_Requirements:_ Give back all the data exactly, line by line.

_Materials provided:_
§ §

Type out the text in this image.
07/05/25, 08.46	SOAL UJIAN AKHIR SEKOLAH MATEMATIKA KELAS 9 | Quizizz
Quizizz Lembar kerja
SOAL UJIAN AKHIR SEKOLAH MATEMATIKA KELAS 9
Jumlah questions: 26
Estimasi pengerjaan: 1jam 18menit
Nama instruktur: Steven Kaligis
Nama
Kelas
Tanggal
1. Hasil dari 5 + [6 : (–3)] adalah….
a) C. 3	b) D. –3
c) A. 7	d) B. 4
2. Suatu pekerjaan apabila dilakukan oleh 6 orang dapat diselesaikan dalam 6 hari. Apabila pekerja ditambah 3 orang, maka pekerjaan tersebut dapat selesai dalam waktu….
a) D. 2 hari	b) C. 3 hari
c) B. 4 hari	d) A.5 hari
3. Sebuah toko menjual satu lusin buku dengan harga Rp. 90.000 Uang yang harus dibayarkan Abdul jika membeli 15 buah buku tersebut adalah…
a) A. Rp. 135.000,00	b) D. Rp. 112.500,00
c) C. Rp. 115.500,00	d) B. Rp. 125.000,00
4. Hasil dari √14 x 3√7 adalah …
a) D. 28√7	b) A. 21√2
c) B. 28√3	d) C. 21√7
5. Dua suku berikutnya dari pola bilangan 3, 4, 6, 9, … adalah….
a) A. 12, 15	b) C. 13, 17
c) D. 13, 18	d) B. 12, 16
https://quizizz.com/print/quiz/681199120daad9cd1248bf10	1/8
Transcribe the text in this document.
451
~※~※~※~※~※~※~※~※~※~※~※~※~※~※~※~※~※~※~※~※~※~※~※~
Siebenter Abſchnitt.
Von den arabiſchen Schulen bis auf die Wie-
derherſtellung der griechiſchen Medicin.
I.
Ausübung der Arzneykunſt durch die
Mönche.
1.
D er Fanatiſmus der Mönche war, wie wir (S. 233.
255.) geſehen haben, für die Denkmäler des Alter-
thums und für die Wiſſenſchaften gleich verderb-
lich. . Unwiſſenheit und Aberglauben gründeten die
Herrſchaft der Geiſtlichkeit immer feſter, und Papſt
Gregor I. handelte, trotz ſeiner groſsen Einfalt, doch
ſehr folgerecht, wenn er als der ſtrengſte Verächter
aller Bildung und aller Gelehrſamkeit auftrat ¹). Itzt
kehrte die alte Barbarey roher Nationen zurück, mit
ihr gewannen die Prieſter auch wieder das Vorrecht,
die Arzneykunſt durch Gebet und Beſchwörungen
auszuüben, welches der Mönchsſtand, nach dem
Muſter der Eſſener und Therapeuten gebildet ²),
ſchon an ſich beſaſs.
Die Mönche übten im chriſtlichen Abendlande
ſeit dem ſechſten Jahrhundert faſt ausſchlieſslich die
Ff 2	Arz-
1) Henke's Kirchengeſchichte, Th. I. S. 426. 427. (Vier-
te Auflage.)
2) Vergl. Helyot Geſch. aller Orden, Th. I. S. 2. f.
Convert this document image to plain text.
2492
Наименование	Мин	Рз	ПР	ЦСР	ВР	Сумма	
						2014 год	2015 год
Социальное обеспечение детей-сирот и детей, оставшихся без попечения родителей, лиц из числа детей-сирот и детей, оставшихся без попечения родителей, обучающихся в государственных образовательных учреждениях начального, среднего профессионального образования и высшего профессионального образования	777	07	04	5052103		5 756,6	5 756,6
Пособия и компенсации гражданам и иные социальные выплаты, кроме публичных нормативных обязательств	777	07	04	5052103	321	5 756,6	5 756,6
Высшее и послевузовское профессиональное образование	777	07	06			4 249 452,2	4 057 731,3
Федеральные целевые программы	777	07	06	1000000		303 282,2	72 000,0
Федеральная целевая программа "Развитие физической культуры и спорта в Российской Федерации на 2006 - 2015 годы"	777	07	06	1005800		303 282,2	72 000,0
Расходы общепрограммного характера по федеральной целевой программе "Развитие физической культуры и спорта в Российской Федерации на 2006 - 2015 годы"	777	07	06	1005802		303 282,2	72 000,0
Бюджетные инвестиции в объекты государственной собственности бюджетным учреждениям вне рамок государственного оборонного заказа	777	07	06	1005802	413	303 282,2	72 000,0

§ §

_Final result:_
Type out the text in this image.
07/05/25, 08.46	SOAL UJIAN AKHIR SEKOLAH MATEMATIKA KELAS 9 | Quizizz
Quizizz Lembar kerja
SOAL UJIAN AKHIR SEKOLAH MATEMATIKA KELAS 9
Jumlah questions: 26
Estimasi pengerjaan: 1jam 18menit
Nama instruktur: Steven Kaligis
Nama
Kelas
Tanggal
1. Hasil dari 5 + [6 : (–3)] adalah….
a) C. 3	b) D. –3
c) A. 7	d) B. 4
2. Suatu pekerjaan apabila dilakukan oleh 6 orang dapat diselesaikan dalam 6 hari. Apabila pekerja ditambah 3 orang, maka pekerjaan tersebut dapat selesai dalam waktu….
a) D. 2 hari	b) C. 3 hari
c) B. 4 hari	d) A.5 hari
3. Sebuah toko menjual satu lusin buku dengan harga Rp. 90.000 Uang yang harus dibayarkan Abdul jika membeli 15 buah buku tersebut adalah…
a) A. Rp. 135.000,00	b) D. Rp. 112.500,00
c) C. Rp. 115.500,00	d) B. Rp. 125.000,00
4. Hasil dari √14 x 3√7 adalah …
a) D. 28√7	b) A. 21√2
c) B. 28√3	d) C. 21√7
5. Dua suku berikutnya dari pola bilangan 3, 4, 6, 9, … adalah….
a) A. 12, 15	b) C. 13, 17
c) D. 13, 18	d) B. 12, 16
https://quizizz.com/print/quiz/681199120daad9cd1248bf10	1/8
Transcribe the text in this document.
451
~※~※~※~※~※~※~※~※~※~※~※~※~※~※~※~※~※~※~※~※~※~※~※~
Siebenter Abſchnitt.
Von den arabiſchen Schulen bis auf die Wie-
derherſtellung der griechiſchen Medicin.
I.
Ausübung der Arzneykunſt durch die
Mönche.
1.
D er Fanatiſmus der Mönche war, wie wir (S. 233.
255.) geſehen haben, für die Denkmäler des Alter-
thums und für die Wiſſenſchaften gleich verderb-
lich. . Unwiſſenheit und Aberglauben gründeten die
Herrſchaft der Geiſtlichkeit immer feſter, und Papſt
Gregor I. handelte, trotz ſeiner groſsen Einfalt, doch
ſehr folgerecht, wenn er als der ſtrengſte Verächter
aller Bildung und aller Gelehrſamkeit auftrat ¹). Itzt
kehrte die alte Barbarey roher Nationen zurück, mit
ihr gewannen die Prieſter auch wieder das Vorrecht,
die Arzneykunſt durch Gebet und Beſchwörungen
auszuüben, welches der Mönchsſtand, nach dem
Muſter der Eſſener und Therapeuten gebildet ²),
ſchon an ſich beſaſs.
Die Mönche übten im chriſtlichen Abendlande
ſeit dem ſechſten Jahrhundert faſt ausſchlieſslich die
Ff 2	Arz-
1) Henke's Kirchengeſchichte, Th. I. S. 426. 427. (Vier-
te Auflage.)
2) Vergl. Helyot Geſch. aller Orden, Th. I. S. 2. f.
Convert this document image to plain text.
2492
Наименование	Мин	Рз	ПР	ЦСР	ВР	Сумма	
						2014 год	2015 год
Социальное обеспечение детей-сирот и детей, оставшихся без попечения родителей, лиц из числа детей-сирот и детей, оставшихся без попечения родителей, обучающихся в государственных образовательных учреждениях начального, среднего профессионального образования и высшего профессионального образования	777	07	04	5052103		5 756,6	5 756,6
Пособия и компенсации гражданам и иные социальные выплаты, кроме публичных нормативных обязательств	777	07	04	5052103	321	5 756,6	5 756,6
Высшее и послевузовское профессиональное образование	777	07	06			4 249 452,2	4 057 731,3
Федеральные целевые программы	777	07	06	1000000		303 282,2	72 000,0
Федеральная целевая программа "Развитие физической культуры и спорта в Российской Федерации на 2006 - 2015 годы"	777	07	06	1005800		303 282,2	72 000,0
Расходы общепрограммного характера по федеральной целевой программе "Развитие физической культуры и спорта в Российской Федерации на 2006 - 2015 годы"	777	07	06	1005802		303 282,2	72 000,0
Бюджетные инвестиции в объекты государственной собственности бюджетным учреждениям вне рамок государственного оборонного заказа	777	07	06	1005802	413	303 282,2	72 000,0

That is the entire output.